The request: Go through the entries below and retype them exactly, omitting each picture.

-- Start Record excerpts --

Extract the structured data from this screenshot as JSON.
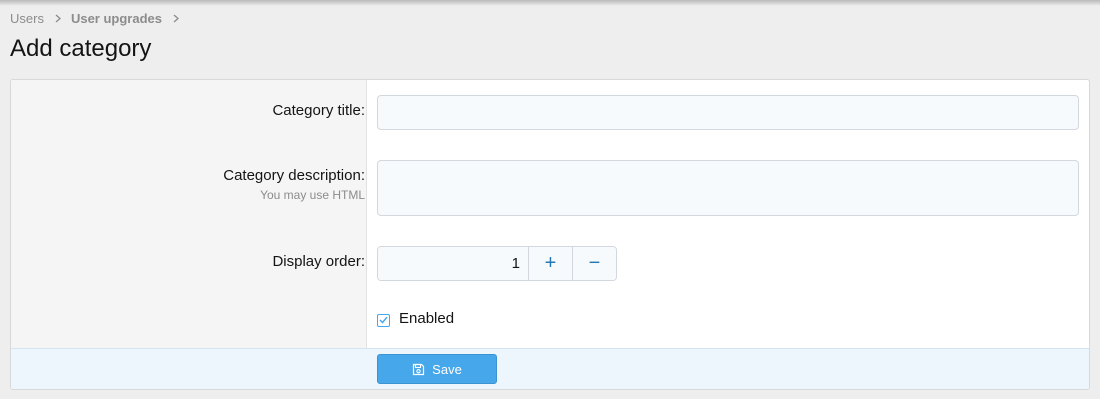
{
  "breadcrumb": {
    "items": [
      {
        "label": "Users"
      },
      {
        "label": "User upgrades"
      }
    ]
  },
  "page": {
    "title": "Add category"
  },
  "form": {
    "category_title": {
      "label": "Category title:",
      "value": ""
    },
    "category_description": {
      "label": "Category description:",
      "hint": "You may use HTML",
      "value": ""
    },
    "display_order": {
      "label": "Display order:",
      "value": "1",
      "increment_symbol": "+",
      "decrement_symbol": "−"
    },
    "enabled": {
      "label": "Enabled",
      "checked": true
    },
    "save_label": "Save"
  },
  "colors": {
    "accent": "#47a7eb",
    "submit_row_bg": "#edf6fd",
    "label_col_bg": "#f5f5f5",
    "page_bg": "#eeeeee"
  },
  "icons": {
    "breadcrumb_separator": "chevron-right-icon",
    "save": "save-icon",
    "checkbox": "check-icon"
  }
}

-- End Record excerpts --

Complete output:
Extract the structured data from this screenshot as JSON.
{
  "breadcrumb": {
    "items": [
      {
        "label": "Users"
      },
      {
        "label": "User upgrades"
      }
    ]
  },
  "page": {
    "title": "Add category"
  },
  "form": {
    "category_title": {
      "label": "Category title:",
      "value": ""
    },
    "category_description": {
      "label": "Category description:",
      "hint": "You may use HTML",
      "value": ""
    },
    "display_order": {
      "label": "Display order:",
      "value": "1",
      "increment_symbol": "+",
      "decrement_symbol": "−"
    },
    "enabled": {
      "label": "Enabled",
      "checked": true
    },
    "save_label": "Save"
  },
  "colors": {
    "accent": "#47a7eb",
    "submit_row_bg": "#edf6fd",
    "label_col_bg": "#f5f5f5",
    "page_bg": "#eeeeee"
  },
  "icons": {
    "breadcrumb_separator": "chevron-right-icon",
    "save": "save-icon",
    "checkbox": "check-icon"
  }
}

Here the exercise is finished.